Supplied data:
BEGIN
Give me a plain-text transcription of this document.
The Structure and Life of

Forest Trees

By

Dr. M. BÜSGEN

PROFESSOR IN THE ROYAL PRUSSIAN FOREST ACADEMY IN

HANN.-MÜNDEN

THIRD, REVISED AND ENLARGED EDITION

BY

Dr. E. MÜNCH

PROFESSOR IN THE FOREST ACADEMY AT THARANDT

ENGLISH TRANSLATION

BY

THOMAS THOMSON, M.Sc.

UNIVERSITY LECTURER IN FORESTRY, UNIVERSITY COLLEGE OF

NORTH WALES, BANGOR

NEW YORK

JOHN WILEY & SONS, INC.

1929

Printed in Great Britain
END
Brief: Scan the records above for the string "ACADEMY", then report every line that contains it.

Exercise solution:
PROFESSOR IN THE ROYAL PRUSSIAN FOREST ACADEMY IN
PROFESSOR IN THE FOREST ACADEMY AT THARANDT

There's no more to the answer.